-- begin SUPPLIED RECORDS --
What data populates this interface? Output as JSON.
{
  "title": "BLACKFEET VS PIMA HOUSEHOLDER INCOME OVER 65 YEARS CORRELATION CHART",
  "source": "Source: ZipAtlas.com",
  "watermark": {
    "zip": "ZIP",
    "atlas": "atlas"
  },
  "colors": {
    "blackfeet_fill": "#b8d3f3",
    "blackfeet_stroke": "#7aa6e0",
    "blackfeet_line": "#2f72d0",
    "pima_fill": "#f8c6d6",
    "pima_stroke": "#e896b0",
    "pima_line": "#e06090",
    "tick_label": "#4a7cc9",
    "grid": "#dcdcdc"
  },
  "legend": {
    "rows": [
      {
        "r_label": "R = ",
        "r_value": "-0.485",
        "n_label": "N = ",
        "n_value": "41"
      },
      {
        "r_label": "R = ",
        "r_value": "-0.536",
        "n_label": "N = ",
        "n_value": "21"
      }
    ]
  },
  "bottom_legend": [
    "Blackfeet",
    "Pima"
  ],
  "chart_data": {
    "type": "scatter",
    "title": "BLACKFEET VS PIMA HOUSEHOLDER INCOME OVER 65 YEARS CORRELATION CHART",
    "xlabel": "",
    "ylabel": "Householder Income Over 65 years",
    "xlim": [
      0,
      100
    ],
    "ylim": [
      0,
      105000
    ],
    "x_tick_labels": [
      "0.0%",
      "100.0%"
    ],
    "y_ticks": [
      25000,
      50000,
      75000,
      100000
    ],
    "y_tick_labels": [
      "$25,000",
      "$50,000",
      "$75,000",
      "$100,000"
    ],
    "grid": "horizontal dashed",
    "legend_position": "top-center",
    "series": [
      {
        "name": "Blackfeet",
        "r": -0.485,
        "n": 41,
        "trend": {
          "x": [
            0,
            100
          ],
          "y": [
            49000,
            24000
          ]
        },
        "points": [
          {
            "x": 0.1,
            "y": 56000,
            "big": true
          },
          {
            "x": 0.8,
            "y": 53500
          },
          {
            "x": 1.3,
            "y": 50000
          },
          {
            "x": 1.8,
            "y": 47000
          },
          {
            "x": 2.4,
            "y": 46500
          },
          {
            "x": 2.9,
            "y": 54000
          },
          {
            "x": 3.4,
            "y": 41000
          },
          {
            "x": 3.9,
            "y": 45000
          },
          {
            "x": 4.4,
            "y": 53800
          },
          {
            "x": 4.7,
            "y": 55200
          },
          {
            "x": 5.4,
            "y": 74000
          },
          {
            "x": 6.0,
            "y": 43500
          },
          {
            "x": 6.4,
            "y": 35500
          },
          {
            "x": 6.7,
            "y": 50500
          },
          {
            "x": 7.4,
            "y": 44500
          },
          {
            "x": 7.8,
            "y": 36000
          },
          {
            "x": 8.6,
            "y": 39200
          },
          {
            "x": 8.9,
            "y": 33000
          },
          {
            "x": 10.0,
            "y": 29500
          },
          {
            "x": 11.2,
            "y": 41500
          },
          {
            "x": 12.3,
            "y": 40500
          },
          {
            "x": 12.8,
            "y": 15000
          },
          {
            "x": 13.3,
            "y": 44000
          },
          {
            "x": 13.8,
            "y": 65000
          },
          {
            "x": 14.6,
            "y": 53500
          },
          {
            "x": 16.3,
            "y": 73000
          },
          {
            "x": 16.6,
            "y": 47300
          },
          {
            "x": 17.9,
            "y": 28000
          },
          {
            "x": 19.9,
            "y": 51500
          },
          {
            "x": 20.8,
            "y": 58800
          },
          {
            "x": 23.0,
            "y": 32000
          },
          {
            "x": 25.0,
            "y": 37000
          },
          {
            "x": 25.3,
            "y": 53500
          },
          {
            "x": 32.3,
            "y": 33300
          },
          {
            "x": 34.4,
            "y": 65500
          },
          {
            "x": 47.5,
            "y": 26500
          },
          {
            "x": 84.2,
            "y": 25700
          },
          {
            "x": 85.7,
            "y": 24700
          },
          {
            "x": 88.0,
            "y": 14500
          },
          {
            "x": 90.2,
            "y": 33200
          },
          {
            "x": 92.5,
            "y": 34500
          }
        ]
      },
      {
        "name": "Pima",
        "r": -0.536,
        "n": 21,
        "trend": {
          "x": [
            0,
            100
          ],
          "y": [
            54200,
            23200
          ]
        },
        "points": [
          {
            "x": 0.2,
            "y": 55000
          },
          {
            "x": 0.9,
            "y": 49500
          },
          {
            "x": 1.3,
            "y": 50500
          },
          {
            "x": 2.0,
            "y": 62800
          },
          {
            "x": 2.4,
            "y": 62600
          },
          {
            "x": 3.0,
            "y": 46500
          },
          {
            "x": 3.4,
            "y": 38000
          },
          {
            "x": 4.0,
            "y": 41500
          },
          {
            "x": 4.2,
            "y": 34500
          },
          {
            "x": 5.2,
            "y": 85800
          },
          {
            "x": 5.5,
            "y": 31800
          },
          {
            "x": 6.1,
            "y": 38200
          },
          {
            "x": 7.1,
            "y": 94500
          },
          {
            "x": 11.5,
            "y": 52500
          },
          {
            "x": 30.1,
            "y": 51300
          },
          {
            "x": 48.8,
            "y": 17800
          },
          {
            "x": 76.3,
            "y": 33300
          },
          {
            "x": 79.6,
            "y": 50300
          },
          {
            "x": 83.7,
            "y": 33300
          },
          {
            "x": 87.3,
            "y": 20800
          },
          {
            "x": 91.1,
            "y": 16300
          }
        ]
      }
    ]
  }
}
-- end SUPPLIED RECORDS --
> _TASK OBJECTIVE_:
Go through the records. Copy each line where "grid" appears.

> _SOLUTION TO THE EXERCISE_:
    "grid": "#dcdcdc"
    "grid": "horizontal dashed",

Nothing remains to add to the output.